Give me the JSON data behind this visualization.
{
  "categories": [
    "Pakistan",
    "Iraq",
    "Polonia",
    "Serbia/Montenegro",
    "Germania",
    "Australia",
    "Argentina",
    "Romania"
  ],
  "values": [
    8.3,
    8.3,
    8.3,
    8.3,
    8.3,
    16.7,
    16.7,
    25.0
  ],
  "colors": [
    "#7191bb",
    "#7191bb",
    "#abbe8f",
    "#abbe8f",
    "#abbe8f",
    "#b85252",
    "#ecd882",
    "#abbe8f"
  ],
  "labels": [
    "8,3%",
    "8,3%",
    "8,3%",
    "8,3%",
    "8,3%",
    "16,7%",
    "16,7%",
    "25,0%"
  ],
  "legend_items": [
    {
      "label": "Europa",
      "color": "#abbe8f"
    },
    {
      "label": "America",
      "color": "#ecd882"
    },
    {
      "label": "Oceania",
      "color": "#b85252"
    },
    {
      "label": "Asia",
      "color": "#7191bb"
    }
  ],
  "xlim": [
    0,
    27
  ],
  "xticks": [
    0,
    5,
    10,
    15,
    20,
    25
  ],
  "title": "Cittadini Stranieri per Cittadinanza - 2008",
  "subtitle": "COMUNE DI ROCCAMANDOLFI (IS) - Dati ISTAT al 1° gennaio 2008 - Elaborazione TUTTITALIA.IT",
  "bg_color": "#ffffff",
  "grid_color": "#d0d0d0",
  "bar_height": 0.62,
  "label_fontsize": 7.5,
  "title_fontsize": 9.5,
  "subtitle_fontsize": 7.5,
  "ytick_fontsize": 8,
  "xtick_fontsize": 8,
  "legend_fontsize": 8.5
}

* [Written problem] Write every record out again, unaltered.

* [Result of this exercise]
Give me the JSON data behind this visualization.
{
  "categories": [
    "Pakistan",
    "Iraq",
    "Polonia",
    "Serbia/Montenegro",
    "Germania",
    "Australia",
    "Argentina",
    "Romania"
  ],
  "values": [
    8.3,
    8.3,
    8.3,
    8.3,
    8.3,
    16.7,
    16.7,
    25.0
  ],
  "colors": [
    "#7191bb",
    "#7191bb",
    "#abbe8f",
    "#abbe8f",
    "#abbe8f",
    "#b85252",
    "#ecd882",
    "#abbe8f"
  ],
  "labels": [
    "8,3%",
    "8,3%",
    "8,3%",
    "8,3%",
    "8,3%",
    "16,7%",
    "16,7%",
    "25,0%"
  ],
  "legend_items": [
    {
      "label": "Europa",
      "color": "#abbe8f"
    },
    {
      "label": "America",
      "color": "#ecd882"
    },
    {
      "label": "Oceania",
      "color": "#b85252"
    },
    {
      "label": "Asia",
      "color": "#7191bb"
    }
  ],
  "xlim": [
    0,
    27
  ],
  "xticks": [
    0,
    5,
    10,
    15,
    20,
    25
  ],
  "title": "Cittadini Stranieri per Cittadinanza - 2008",
  "subtitle": "COMUNE DI ROCCAMANDOLFI (IS) - Dati ISTAT al 1° gennaio 2008 - Elaborazione TUTTITALIA.IT",
  "bg_color": "#ffffff",
  "grid_color": "#d0d0d0",
  "bar_height": 0.62,
  "label_fontsize": 7.5,
  "title_fontsize": 9.5,
  "subtitle_fontsize": 7.5,
  "ytick_fontsize": 8,
  "xtick_fontsize": 8,
  "legend_fontsize": 8.5
}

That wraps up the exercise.